● EXERCISE REQUIREMENTS
From the line with "Convert this document image to plain text." through the final line, transcribe the material below character for character; include no other lines.

Raw records:
════════════════════

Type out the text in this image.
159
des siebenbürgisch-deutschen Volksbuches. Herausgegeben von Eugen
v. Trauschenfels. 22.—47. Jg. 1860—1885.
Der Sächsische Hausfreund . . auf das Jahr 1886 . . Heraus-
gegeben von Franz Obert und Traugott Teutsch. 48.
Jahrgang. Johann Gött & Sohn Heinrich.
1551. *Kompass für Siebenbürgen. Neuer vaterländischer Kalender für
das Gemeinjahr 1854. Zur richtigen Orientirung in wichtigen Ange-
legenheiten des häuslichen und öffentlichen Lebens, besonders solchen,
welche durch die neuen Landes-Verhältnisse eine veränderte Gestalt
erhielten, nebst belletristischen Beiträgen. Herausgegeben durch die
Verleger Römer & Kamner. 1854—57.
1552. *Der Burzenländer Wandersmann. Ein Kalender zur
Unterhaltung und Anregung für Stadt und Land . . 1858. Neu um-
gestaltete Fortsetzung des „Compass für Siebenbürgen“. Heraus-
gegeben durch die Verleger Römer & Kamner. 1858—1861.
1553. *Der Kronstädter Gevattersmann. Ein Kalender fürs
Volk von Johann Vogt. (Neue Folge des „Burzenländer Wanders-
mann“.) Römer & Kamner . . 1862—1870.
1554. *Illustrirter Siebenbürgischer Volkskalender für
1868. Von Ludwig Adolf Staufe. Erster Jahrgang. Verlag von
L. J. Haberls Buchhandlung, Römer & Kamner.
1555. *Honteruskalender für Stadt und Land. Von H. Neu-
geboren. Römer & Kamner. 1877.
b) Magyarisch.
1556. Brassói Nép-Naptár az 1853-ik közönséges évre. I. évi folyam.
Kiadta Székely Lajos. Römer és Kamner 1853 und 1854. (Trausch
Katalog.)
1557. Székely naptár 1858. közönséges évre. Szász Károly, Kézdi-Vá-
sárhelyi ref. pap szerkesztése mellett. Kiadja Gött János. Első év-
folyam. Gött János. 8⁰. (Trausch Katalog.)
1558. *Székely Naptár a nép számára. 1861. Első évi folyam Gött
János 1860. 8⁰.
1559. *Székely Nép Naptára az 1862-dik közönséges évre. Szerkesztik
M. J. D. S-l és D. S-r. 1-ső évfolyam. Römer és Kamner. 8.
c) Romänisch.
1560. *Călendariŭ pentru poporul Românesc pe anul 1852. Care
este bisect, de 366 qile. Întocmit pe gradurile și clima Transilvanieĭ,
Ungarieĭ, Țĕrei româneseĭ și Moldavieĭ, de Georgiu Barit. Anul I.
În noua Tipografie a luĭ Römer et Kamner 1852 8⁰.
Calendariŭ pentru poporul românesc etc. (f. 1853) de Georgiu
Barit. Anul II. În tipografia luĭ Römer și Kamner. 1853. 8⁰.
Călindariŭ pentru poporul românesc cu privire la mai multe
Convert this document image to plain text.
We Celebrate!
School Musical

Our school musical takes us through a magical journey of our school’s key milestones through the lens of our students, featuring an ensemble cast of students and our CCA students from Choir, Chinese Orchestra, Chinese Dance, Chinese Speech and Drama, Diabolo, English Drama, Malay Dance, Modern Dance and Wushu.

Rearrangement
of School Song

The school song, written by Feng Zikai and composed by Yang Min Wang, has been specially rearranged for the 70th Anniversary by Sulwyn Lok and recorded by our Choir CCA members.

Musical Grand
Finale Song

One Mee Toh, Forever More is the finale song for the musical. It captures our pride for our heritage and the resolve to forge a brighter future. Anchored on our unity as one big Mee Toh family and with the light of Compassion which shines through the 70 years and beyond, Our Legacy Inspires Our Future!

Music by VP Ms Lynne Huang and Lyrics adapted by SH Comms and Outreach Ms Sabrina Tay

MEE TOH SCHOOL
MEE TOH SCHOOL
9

════════════════════

● COMPLETE OUTPUT
Convert this document image to plain text.
We Celebrate!
School Musical

Our school musical takes us through a magical journey of our school’s key milestones through the lens of our students, featuring an ensemble cast of students and our CCA students from Choir, Chinese Orchestra, Chinese Dance, Chinese Speech and Drama, Diabolo, English Drama, Malay Dance, Modern Dance and Wushu.

Rearrangement
of School Song

The school song, written by Feng Zikai and composed by Yang Min Wang, has been specially rearranged for the 70th Anniversary by Sulwyn Lok and recorded by our Choir CCA members.

Musical Grand
Finale Song

One Mee Toh, Forever More is the finale song for the musical. It captures our pride for our heritage and the resolve to forge a brighter future. Anchored on our unity as one big Mee Toh family and with the light of Compassion which shines through the 70 years and beyond, Our Legacy Inspires Our Future!

Music by VP Ms Lynne Huang and Lyrics adapted by SH Comms and Outreach Ms Sabrina Tay

MEE TOH SCHOOL
MEE TOH SCHOOL
9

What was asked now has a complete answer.